Aim —
Using the records below, please work out how many lines contain "Wenn"; answer with the number alone.

Data supplied —
※ ※ ※
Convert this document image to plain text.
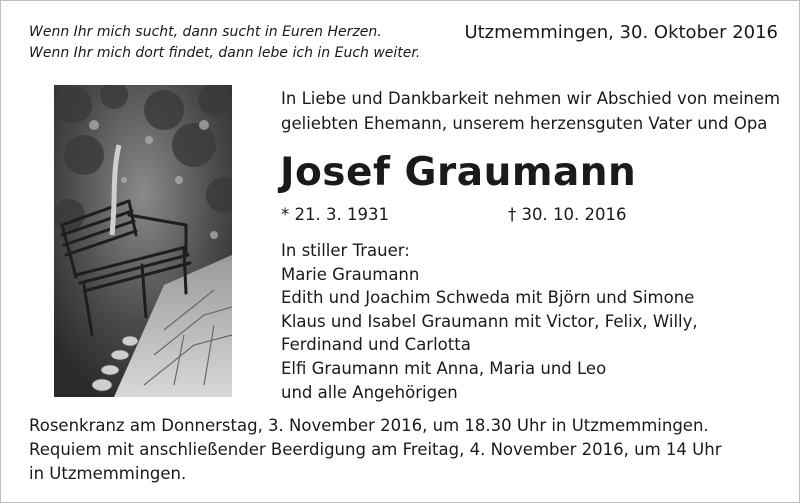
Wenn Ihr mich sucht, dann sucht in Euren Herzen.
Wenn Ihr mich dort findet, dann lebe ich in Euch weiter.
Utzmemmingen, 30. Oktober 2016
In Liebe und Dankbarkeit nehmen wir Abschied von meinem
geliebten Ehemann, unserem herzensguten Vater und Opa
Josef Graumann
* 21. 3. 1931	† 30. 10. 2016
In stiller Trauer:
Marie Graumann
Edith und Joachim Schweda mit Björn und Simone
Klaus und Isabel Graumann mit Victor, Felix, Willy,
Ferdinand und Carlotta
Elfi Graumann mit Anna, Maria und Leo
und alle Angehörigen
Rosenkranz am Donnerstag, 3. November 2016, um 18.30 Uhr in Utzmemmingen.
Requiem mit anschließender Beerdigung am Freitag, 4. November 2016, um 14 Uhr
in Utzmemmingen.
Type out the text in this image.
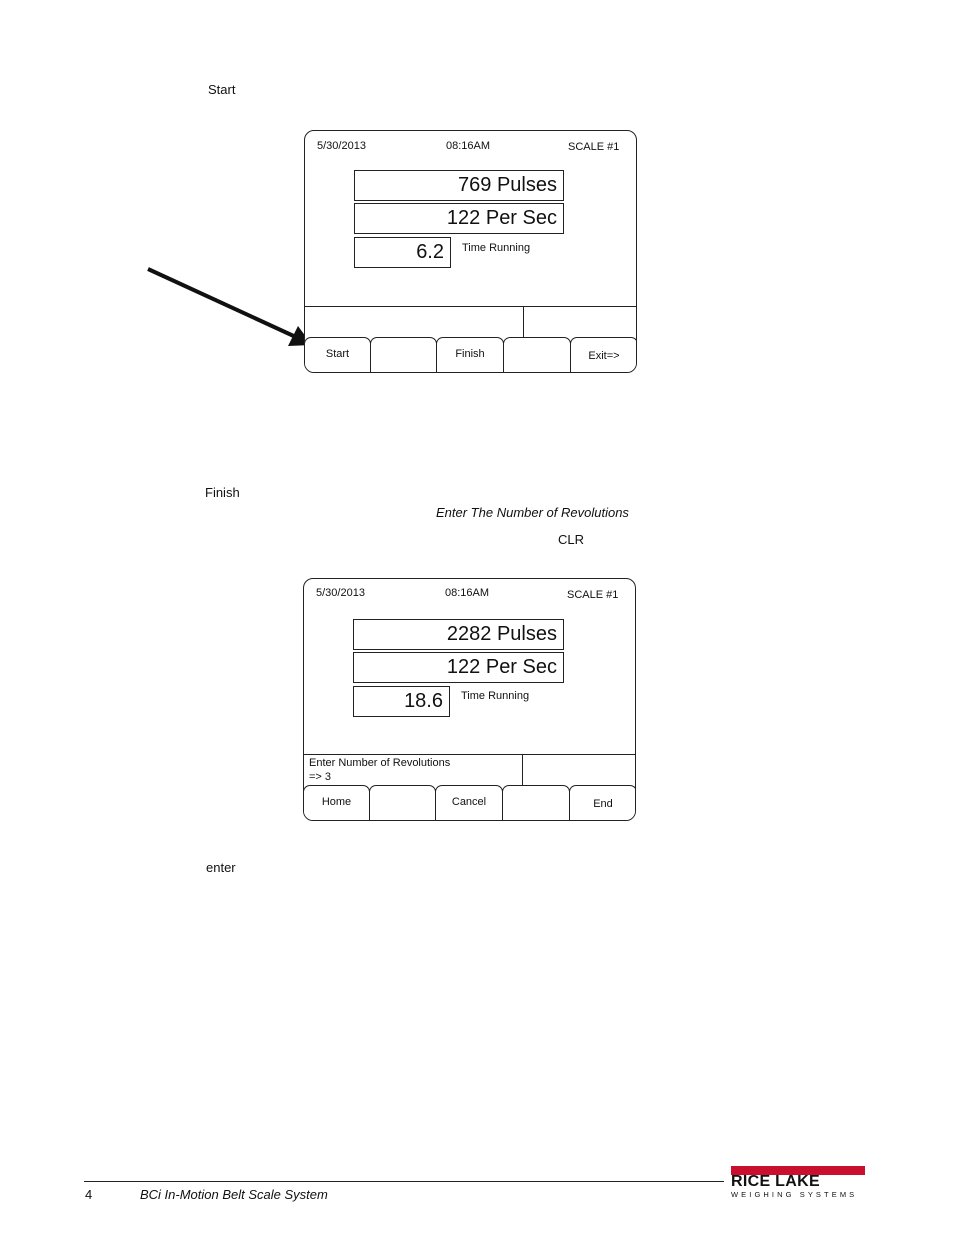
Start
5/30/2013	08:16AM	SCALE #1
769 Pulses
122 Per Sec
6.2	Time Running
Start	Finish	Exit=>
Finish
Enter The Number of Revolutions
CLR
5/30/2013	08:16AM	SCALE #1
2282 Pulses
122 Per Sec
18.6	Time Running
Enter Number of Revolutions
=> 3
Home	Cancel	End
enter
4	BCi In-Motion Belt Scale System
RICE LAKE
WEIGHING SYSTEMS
※ ※ ※
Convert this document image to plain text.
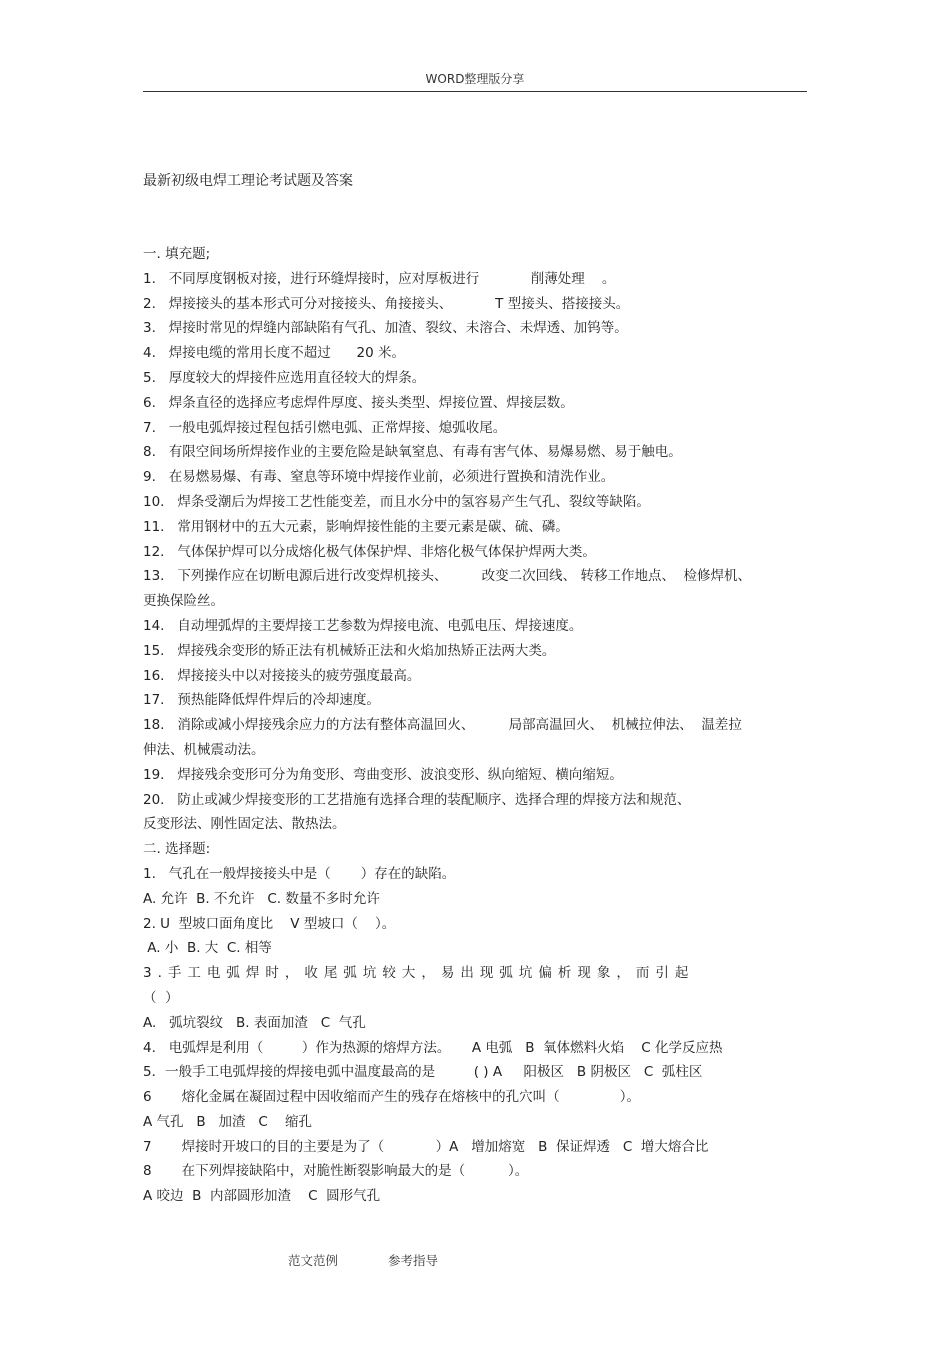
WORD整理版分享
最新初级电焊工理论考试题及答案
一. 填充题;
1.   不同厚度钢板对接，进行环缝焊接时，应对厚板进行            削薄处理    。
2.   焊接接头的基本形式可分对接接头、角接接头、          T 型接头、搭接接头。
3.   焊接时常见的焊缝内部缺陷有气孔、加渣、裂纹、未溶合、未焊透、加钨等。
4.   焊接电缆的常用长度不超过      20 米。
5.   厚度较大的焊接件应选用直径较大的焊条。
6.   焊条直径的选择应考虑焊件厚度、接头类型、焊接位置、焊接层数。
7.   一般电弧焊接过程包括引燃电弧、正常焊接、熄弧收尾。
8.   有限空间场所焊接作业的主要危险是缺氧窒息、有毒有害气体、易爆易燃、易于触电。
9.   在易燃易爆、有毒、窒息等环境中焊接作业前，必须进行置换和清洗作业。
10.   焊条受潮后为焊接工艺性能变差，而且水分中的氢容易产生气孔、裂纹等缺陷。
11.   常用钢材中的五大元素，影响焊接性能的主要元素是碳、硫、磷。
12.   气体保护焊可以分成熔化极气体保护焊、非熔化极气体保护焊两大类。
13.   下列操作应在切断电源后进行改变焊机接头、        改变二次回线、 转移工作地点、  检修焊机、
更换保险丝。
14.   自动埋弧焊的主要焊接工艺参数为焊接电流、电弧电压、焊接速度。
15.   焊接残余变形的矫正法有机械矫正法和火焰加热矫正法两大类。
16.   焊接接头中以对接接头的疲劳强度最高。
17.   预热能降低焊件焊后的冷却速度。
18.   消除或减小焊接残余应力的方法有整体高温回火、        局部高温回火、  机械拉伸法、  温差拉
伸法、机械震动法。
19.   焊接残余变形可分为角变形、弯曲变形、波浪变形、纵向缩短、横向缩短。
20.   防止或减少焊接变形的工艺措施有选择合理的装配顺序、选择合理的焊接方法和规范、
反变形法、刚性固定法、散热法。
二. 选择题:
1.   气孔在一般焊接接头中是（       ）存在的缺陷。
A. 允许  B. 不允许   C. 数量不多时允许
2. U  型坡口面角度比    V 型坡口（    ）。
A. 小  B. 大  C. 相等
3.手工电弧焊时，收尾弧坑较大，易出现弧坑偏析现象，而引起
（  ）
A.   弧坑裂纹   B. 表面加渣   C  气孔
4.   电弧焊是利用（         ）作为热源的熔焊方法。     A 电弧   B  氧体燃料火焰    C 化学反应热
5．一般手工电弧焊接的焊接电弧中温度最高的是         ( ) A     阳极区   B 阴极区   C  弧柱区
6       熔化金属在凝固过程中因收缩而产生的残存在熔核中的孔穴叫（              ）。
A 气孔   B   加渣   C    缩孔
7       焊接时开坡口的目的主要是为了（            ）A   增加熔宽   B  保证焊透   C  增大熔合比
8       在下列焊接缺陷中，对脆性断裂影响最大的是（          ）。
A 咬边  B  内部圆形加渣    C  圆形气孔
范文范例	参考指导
※ ※ ※
Answer below —
2